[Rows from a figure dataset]
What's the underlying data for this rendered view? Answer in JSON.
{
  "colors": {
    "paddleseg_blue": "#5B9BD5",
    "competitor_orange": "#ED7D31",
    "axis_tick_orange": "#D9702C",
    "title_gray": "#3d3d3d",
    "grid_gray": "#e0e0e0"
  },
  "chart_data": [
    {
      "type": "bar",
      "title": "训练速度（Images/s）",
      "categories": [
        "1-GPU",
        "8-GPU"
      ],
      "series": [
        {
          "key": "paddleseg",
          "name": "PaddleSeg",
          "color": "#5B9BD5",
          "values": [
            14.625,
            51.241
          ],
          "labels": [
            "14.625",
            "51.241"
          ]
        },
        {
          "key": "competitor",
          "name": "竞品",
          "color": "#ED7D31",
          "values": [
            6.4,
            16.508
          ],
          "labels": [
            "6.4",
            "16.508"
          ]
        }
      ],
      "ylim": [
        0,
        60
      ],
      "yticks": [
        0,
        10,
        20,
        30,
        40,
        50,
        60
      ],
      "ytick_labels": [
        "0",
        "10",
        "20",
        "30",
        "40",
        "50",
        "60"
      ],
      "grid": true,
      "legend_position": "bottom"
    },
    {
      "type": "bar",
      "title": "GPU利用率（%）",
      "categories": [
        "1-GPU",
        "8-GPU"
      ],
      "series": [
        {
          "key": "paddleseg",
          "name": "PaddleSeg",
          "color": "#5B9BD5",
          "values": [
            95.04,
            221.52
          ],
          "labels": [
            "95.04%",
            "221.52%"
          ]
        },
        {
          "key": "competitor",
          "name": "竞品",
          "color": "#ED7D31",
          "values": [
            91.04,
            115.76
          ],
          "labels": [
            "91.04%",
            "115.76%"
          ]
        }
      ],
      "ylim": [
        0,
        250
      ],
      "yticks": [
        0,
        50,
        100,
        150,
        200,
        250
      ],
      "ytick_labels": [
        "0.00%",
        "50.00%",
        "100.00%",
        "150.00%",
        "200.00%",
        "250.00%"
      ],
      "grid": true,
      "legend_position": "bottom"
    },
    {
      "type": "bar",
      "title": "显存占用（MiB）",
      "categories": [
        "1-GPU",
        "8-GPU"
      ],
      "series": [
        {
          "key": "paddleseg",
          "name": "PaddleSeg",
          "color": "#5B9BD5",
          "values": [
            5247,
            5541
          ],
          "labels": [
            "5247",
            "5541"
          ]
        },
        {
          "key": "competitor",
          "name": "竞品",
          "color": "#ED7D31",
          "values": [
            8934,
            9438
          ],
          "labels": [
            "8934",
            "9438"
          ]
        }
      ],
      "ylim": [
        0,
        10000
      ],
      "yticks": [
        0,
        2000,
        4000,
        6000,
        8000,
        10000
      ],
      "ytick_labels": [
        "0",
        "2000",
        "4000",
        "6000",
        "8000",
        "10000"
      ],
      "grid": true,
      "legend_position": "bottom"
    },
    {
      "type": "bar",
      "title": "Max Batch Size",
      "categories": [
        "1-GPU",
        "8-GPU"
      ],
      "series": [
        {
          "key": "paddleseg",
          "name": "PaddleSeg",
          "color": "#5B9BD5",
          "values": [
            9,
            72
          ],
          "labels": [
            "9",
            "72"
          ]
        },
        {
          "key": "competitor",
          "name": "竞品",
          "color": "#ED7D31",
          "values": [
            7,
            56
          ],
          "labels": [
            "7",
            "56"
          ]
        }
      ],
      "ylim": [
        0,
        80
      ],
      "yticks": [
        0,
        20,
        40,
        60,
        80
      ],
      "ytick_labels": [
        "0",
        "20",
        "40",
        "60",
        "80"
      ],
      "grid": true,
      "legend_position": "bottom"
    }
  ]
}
==
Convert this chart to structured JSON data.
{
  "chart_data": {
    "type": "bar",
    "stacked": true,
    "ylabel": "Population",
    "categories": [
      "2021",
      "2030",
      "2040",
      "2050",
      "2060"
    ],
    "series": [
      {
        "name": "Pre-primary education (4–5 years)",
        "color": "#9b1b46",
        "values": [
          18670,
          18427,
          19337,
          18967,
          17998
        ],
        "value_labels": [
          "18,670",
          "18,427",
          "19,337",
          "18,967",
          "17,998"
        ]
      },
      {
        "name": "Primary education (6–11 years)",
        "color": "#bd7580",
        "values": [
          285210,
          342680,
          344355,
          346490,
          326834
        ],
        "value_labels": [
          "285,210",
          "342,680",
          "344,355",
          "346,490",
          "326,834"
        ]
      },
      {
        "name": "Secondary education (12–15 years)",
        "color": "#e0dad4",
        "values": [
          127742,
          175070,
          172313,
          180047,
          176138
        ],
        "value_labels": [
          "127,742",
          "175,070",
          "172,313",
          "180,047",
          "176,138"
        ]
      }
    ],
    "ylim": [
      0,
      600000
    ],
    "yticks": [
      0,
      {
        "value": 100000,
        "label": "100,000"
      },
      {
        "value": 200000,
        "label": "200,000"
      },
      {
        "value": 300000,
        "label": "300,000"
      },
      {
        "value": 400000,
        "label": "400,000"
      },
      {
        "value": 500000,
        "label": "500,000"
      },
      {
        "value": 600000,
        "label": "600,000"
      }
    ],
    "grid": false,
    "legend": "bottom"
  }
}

• GOAL OF THE EXERCISE
Extract every line from the records above that contains the word "education".

• RESPONSE TO THIS TASK
        "name": "Pre-primary education (4–5 years)",
        "name": "Primary education (6–11 years)",
        "name": "Secondary education (12–15 years)",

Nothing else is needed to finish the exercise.